The problem: Report how many lines in the records hold the string "caption"; give the number and nothing else.

Items from a figure collection:
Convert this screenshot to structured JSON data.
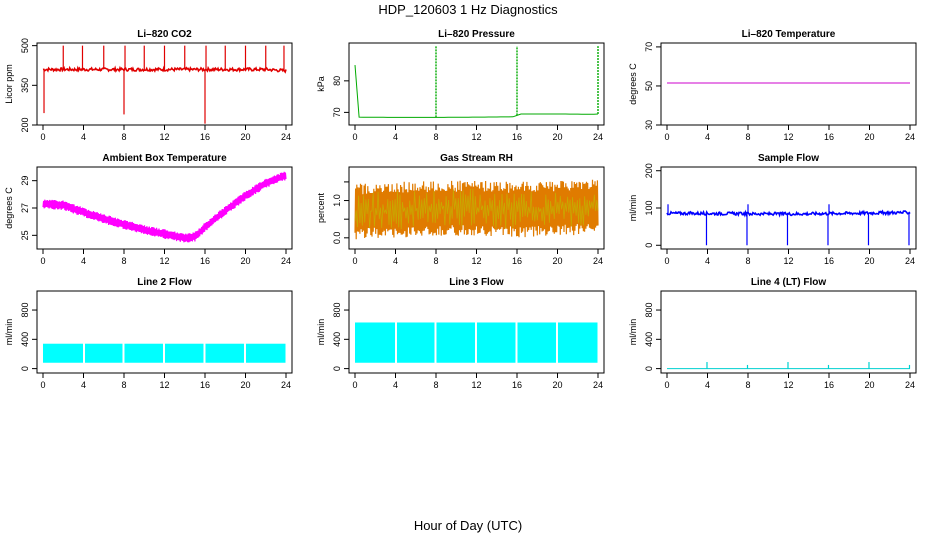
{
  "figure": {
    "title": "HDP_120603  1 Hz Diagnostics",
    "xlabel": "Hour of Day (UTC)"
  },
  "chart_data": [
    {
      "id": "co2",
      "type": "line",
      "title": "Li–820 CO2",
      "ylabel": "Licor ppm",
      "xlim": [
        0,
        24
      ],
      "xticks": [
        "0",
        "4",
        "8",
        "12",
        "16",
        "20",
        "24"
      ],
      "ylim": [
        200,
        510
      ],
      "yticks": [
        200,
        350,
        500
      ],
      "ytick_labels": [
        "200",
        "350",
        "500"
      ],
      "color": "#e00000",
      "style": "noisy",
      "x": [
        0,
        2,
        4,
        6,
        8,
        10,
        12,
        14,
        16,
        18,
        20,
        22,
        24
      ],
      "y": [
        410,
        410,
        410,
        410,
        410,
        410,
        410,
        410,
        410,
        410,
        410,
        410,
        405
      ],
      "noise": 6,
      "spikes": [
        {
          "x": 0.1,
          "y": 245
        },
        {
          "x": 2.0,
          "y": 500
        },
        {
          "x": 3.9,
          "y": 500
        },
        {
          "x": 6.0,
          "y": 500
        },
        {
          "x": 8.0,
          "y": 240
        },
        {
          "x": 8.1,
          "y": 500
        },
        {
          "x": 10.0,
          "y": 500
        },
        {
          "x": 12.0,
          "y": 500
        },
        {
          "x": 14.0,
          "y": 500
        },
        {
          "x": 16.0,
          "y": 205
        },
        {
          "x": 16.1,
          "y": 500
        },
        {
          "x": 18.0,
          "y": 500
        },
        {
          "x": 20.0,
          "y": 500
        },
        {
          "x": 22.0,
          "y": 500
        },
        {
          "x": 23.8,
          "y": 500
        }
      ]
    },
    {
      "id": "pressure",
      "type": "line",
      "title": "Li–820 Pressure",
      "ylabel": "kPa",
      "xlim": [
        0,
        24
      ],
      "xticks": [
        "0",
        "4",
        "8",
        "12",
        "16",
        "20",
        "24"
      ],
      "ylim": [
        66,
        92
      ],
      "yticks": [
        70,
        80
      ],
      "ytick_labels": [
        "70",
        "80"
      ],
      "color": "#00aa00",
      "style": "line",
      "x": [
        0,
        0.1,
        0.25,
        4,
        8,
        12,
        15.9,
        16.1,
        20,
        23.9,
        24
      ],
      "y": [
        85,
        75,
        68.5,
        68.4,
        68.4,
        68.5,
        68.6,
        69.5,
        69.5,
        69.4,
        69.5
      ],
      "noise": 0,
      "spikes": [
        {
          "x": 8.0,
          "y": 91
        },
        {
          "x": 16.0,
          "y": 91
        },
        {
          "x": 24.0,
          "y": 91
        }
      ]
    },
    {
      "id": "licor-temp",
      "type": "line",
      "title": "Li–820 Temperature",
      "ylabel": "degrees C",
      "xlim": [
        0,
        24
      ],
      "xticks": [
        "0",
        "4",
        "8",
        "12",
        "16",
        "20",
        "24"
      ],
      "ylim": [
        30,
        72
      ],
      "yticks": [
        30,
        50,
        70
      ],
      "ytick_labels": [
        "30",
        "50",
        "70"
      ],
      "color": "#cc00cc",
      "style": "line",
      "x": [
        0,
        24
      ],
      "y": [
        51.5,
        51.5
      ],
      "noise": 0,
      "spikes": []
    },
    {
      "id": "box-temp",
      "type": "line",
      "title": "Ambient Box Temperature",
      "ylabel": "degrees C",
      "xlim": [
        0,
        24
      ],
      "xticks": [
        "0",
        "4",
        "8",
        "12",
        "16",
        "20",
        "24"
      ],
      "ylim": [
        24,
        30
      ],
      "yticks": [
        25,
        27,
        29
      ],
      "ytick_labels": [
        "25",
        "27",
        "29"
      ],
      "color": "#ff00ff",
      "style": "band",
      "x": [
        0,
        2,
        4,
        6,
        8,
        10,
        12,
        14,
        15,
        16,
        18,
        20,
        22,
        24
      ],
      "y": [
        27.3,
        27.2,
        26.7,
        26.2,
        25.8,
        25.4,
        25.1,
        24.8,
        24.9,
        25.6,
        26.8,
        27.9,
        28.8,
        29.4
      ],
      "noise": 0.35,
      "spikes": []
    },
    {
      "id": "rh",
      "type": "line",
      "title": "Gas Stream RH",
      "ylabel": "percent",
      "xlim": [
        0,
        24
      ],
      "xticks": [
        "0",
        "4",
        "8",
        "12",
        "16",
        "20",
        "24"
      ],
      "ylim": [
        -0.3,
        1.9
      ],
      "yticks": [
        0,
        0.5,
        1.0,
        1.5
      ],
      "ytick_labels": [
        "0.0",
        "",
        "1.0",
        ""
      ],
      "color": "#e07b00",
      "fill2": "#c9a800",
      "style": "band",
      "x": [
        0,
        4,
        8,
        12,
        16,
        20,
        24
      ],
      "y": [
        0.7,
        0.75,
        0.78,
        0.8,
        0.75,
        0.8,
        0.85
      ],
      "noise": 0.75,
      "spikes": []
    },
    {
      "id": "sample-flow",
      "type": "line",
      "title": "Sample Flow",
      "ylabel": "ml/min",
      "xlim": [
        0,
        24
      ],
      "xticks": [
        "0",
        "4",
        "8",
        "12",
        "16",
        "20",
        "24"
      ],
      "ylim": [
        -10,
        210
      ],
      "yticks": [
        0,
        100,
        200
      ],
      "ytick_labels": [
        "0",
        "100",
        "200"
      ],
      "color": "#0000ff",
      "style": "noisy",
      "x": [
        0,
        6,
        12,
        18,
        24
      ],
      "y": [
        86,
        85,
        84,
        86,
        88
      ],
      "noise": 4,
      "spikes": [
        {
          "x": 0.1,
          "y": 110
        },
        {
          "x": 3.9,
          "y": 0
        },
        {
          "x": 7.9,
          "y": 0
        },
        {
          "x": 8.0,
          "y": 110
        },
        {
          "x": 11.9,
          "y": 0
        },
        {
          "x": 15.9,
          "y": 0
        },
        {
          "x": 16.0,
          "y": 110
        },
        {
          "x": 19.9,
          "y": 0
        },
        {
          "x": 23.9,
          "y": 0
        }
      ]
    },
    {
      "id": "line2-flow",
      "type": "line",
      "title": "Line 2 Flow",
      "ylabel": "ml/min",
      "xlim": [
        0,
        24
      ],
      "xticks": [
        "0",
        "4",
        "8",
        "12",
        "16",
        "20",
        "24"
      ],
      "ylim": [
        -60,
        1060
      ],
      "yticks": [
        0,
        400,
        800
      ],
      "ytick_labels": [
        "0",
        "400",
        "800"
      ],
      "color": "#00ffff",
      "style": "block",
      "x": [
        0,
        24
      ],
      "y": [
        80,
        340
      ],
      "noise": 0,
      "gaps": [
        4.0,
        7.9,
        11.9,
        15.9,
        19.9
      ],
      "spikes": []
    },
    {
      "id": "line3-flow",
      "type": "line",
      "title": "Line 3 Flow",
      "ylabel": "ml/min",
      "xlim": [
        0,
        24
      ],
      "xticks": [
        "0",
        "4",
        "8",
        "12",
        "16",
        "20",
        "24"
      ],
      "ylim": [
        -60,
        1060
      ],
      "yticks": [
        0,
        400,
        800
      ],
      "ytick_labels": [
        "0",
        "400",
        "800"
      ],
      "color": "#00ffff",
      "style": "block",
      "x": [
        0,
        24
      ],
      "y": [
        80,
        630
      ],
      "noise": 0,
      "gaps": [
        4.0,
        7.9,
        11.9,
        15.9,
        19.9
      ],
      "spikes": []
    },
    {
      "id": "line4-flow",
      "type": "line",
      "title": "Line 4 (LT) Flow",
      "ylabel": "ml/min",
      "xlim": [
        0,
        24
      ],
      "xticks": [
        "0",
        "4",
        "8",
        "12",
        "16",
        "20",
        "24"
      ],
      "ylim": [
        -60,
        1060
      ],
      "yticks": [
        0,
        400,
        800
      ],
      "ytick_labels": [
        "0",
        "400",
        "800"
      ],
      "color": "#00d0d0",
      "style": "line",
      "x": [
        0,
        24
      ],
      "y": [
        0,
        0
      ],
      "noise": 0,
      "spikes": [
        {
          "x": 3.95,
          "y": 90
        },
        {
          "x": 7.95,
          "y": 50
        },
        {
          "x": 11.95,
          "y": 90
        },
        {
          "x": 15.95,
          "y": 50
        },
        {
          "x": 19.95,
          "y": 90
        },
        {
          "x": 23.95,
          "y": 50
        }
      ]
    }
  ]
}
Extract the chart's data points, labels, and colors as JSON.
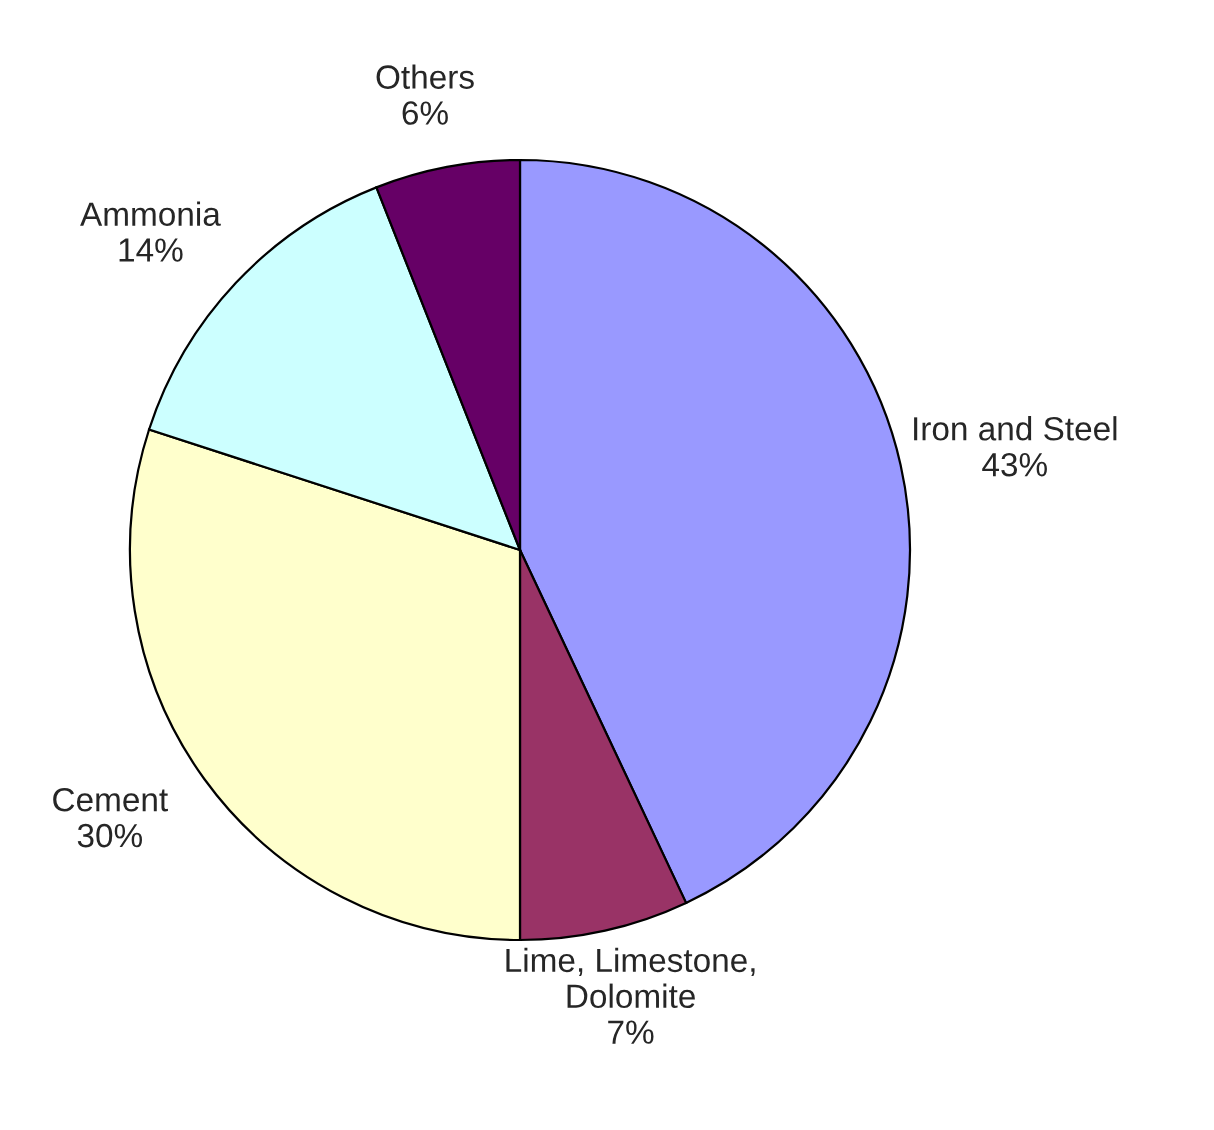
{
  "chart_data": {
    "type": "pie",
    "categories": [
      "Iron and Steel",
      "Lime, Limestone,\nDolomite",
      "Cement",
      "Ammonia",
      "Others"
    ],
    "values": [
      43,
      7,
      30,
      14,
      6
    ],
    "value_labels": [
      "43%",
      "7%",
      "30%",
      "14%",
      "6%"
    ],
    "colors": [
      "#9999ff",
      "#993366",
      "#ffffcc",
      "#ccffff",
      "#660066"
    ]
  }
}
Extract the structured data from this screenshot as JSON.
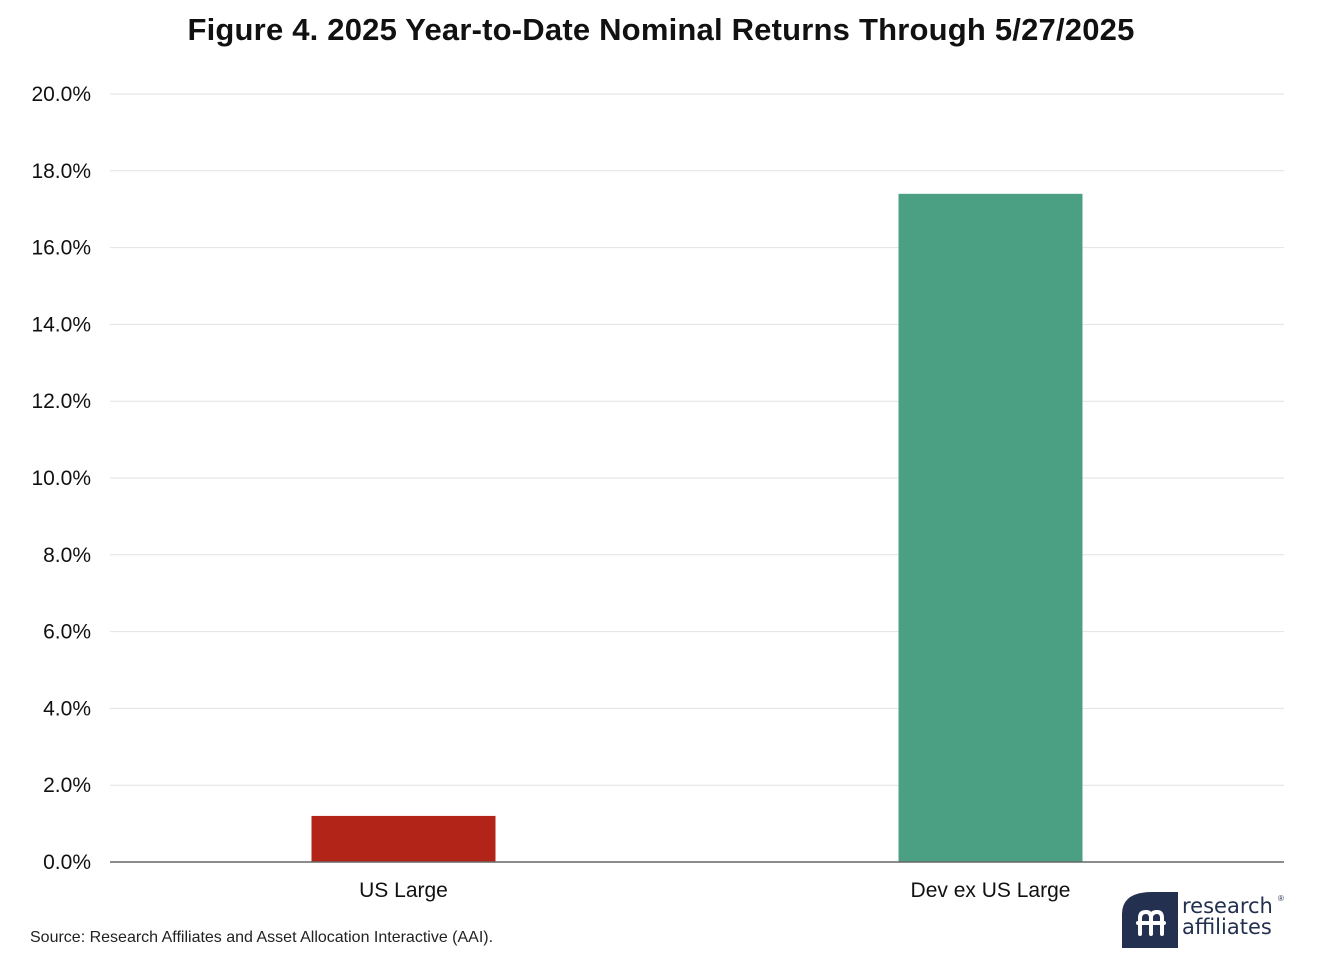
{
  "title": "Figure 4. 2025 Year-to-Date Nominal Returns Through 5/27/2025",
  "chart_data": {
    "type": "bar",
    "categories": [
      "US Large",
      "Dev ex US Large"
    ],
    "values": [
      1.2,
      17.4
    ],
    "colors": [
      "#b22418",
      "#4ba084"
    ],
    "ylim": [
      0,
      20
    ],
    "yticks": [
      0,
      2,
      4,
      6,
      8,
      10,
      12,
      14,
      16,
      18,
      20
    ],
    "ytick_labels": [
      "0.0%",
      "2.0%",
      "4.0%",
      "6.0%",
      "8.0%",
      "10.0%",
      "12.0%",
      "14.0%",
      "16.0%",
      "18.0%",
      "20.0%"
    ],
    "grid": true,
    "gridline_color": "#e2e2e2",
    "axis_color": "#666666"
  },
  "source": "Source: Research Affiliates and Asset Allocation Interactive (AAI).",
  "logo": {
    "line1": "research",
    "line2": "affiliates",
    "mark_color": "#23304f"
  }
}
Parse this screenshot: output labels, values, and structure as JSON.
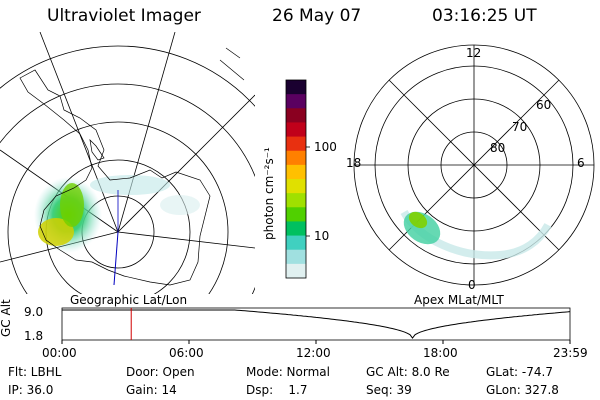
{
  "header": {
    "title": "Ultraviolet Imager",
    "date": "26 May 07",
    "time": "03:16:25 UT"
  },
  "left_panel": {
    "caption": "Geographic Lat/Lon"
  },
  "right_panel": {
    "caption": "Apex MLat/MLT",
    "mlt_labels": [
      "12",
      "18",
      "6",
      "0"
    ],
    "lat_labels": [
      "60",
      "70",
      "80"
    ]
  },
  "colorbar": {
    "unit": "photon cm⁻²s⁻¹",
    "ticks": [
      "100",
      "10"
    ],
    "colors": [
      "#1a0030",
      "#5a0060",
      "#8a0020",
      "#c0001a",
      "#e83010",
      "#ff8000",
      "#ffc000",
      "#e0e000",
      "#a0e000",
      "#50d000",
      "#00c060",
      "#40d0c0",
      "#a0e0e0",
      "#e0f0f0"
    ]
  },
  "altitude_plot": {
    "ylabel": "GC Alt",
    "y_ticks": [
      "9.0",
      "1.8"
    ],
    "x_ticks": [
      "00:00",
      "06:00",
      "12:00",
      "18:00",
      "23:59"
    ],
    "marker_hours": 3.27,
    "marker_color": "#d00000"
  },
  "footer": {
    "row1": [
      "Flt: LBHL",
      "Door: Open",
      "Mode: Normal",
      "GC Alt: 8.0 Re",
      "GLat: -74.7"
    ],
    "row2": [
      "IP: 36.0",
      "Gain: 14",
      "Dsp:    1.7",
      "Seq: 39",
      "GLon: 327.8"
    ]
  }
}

Output for this exercise: 2